Your objective —
Below is a block of records; repeat all of them exactly.

Collection entries
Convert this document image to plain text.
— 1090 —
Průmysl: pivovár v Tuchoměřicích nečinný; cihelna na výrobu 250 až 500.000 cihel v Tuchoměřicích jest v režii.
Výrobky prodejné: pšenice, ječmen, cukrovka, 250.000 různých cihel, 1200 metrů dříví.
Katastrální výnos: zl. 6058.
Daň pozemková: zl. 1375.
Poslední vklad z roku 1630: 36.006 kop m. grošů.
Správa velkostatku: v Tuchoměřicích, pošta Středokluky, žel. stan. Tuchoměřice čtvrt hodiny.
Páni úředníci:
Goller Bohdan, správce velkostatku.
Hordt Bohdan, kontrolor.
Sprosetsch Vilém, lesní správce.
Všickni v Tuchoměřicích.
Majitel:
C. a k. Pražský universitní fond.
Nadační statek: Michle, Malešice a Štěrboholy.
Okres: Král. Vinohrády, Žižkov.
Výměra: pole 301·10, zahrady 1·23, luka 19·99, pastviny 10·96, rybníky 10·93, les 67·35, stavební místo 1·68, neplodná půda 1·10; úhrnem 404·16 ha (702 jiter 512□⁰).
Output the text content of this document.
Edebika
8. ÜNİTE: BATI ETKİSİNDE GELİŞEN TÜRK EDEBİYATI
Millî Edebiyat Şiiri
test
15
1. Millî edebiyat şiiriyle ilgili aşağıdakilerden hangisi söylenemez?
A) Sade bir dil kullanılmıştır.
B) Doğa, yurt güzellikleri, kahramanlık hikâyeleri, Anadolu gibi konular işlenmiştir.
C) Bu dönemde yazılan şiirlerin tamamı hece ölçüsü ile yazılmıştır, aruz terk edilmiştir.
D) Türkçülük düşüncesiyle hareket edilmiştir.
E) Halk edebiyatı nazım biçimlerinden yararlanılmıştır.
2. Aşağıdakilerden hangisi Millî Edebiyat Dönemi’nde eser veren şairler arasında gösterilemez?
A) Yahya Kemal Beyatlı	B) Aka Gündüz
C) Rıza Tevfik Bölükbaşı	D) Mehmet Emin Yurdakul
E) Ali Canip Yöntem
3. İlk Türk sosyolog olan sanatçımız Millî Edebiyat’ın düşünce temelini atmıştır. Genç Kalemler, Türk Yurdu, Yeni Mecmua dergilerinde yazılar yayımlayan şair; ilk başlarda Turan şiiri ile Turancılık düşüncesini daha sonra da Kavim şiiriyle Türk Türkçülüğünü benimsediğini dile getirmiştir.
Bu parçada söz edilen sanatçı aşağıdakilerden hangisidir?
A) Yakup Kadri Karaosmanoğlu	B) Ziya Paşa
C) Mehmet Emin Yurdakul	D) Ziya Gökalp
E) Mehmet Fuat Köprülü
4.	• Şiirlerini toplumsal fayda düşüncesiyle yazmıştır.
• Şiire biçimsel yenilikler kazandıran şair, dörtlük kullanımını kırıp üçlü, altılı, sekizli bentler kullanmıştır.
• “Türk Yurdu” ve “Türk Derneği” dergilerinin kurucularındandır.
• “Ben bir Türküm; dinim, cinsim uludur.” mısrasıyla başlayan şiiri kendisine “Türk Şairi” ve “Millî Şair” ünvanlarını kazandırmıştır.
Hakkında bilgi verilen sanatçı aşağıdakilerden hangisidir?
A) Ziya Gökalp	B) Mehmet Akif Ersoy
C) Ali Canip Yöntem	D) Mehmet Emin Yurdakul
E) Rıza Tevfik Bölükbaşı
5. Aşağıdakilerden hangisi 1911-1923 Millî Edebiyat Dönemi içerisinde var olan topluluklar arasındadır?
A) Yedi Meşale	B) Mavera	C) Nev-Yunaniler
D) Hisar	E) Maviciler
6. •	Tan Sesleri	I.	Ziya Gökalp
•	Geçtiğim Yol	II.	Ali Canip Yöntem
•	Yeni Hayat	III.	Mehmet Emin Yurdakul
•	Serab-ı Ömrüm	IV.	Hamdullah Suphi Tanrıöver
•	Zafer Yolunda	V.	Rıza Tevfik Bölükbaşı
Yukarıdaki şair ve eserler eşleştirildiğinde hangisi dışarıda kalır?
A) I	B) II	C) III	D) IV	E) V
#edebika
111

Written reply —
Convert this document image to plain text.
— 1090 —
Průmysl: pivovár v Tuchoměřicích nečinný; cihelna na výrobu 250 až 500.000 cihel v Tuchoměřicích jest v režii.
Výrobky prodejné: pšenice, ječmen, cukrovka, 250.000 různých cihel, 1200 metrů dříví.
Katastrální výnos: zl. 6058.
Daň pozemková: zl. 1375.
Poslední vklad z roku 1630: 36.006 kop m. grošů.
Správa velkostatku: v Tuchoměřicích, pošta Středokluky, žel. stan. Tuchoměřice čtvrt hodiny.
Páni úředníci:
Goller Bohdan, správce velkostatku.
Hordt Bohdan, kontrolor.
Sprosetsch Vilém, lesní správce.
Všickni v Tuchoměřicích.
Majitel:
C. a k. Pražský universitní fond.
Nadační statek: Michle, Malešice a Štěrboholy.
Okres: Král. Vinohrády, Žižkov.
Výměra: pole 301·10, zahrady 1·23, luka 19·99, pastviny 10·96, rybníky 10·93, les 67·35, stavební místo 1·68, neplodná půda 1·10; úhrnem 404·16 ha (702 jiter 512□⁰).
Output the text content of this document.
Edebika
8. ÜNİTE: BATI ETKİSİNDE GELİŞEN TÜRK EDEBİYATI
Millî Edebiyat Şiiri
test
15
1. Millî edebiyat şiiriyle ilgili aşağıdakilerden hangisi söylenemez?
A) Sade bir dil kullanılmıştır.
B) Doğa, yurt güzellikleri, kahramanlık hikâyeleri, Anadolu gibi konular işlenmiştir.
C) Bu dönemde yazılan şiirlerin tamamı hece ölçüsü ile yazılmıştır, aruz terk edilmiştir.
D) Türkçülük düşüncesiyle hareket edilmiştir.
E) Halk edebiyatı nazım biçimlerinden yararlanılmıştır.
2. Aşağıdakilerden hangisi Millî Edebiyat Dönemi’nde eser veren şairler arasında gösterilemez?
A) Yahya Kemal Beyatlı	B) Aka Gündüz
C) Rıza Tevfik Bölükbaşı	D) Mehmet Emin Yurdakul
E) Ali Canip Yöntem
3. İlk Türk sosyolog olan sanatçımız Millî Edebiyat’ın düşünce temelini atmıştır. Genç Kalemler, Türk Yurdu, Yeni Mecmua dergilerinde yazılar yayımlayan şair; ilk başlarda Turan şiiri ile Turancılık düşüncesini daha sonra da Kavim şiiriyle Türk Türkçülüğünü benimsediğini dile getirmiştir.
Bu parçada söz edilen sanatçı aşağıdakilerden hangisidir?
A) Yakup Kadri Karaosmanoğlu	B) Ziya Paşa
C) Mehmet Emin Yurdakul	D) Ziya Gökalp
E) Mehmet Fuat Köprülü
4.	• Şiirlerini toplumsal fayda düşüncesiyle yazmıştır.
• Şiire biçimsel yenilikler kazandıran şair, dörtlük kullanımını kırıp üçlü, altılı, sekizli bentler kullanmıştır.
• “Türk Yurdu” ve “Türk Derneği” dergilerinin kurucularındandır.
• “Ben bir Türküm; dinim, cinsim uludur.” mısrasıyla başlayan şiiri kendisine “Türk Şairi” ve “Millî Şair” ünvanlarını kazandırmıştır.
Hakkında bilgi verilen sanatçı aşağıdakilerden hangisidir?
A) Ziya Gökalp	B) Mehmet Akif Ersoy
C) Ali Canip Yöntem	D) Mehmet Emin Yurdakul
E) Rıza Tevfik Bölükbaşı
5. Aşağıdakilerden hangisi 1911-1923 Millî Edebiyat Dönemi içerisinde var olan topluluklar arasındadır?
A) Yedi Meşale	B) Mavera	C) Nev-Yunaniler
D) Hisar	E) Maviciler
6. •	Tan Sesleri	I.	Ziya Gökalp
•	Geçtiğim Yol	II.	Ali Canip Yöntem
•	Yeni Hayat	III.	Mehmet Emin Yurdakul
•	Serab-ı Ömrüm	IV.	Hamdullah Suphi Tanrıöver
•	Zafer Yolunda	V.	Rıza Tevfik Bölükbaşı
Yukarıdaki şair ve eserler eşleştirildiğinde hangisi dışarıda kalır?
A) I	B) II	C) III	D) IV	E) V
#edebika
111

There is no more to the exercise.